▸ **YOUR GOAL**:
Reproduce every record exactly as it appears, but not the pictures.
= = = = =
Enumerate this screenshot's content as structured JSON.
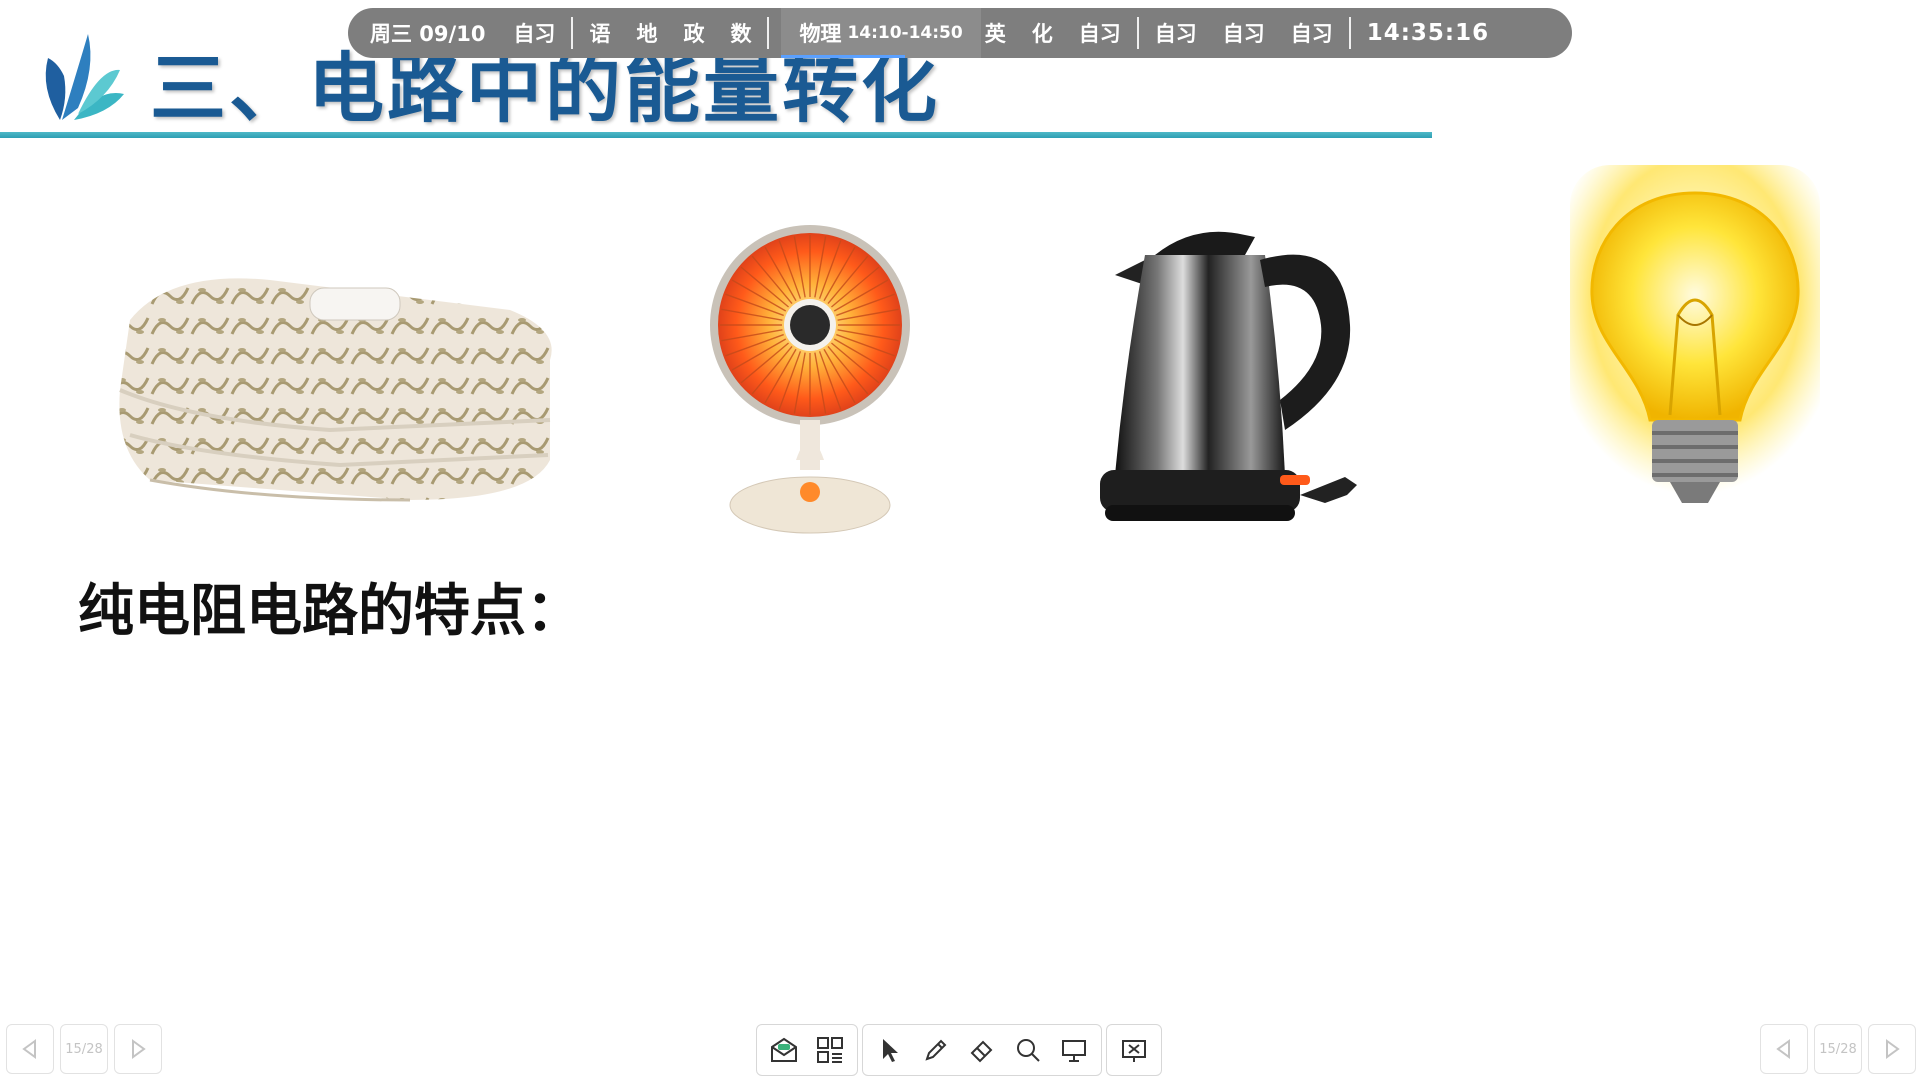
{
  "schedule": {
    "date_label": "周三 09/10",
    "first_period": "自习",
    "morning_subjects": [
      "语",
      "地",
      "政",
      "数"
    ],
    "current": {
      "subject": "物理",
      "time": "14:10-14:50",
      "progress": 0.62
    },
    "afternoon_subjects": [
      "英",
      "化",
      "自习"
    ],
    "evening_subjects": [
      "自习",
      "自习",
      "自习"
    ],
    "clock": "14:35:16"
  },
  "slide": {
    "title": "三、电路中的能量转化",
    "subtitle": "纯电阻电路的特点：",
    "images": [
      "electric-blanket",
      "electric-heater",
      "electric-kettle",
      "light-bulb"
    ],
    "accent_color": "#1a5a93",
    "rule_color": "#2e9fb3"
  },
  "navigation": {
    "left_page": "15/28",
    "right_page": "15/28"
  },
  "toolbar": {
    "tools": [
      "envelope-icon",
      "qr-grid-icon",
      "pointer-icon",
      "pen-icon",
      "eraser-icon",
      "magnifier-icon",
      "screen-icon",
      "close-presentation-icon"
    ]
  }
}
= = = = =
▸ **EXPECTED OUTPUT**:
Enumerate this screenshot's content as structured JSON.
{
  "schedule": {
    "date_label": "周三 09/10",
    "first_period": "自习",
    "morning_subjects": [
      "语",
      "地",
      "政",
      "数"
    ],
    "current": {
      "subject": "物理",
      "time": "14:10-14:50",
      "progress": 0.62
    },
    "afternoon_subjects": [
      "英",
      "化",
      "自习"
    ],
    "evening_subjects": [
      "自习",
      "自习",
      "自习"
    ],
    "clock": "14:35:16"
  },
  "slide": {
    "title": "三、电路中的能量转化",
    "subtitle": "纯电阻电路的特点：",
    "images": [
      "electric-blanket",
      "electric-heater",
      "electric-kettle",
      "light-bulb"
    ],
    "accent_color": "#1a5a93",
    "rule_color": "#2e9fb3"
  },
  "navigation": {
    "left_page": "15/28",
    "right_page": "15/28"
  },
  "toolbar": {
    "tools": [
      "envelope-icon",
      "qr-grid-icon",
      "pointer-icon",
      "pen-icon",
      "eraser-icon",
      "magnifier-icon",
      "screen-icon",
      "close-presentation-icon"
    ]
  }
}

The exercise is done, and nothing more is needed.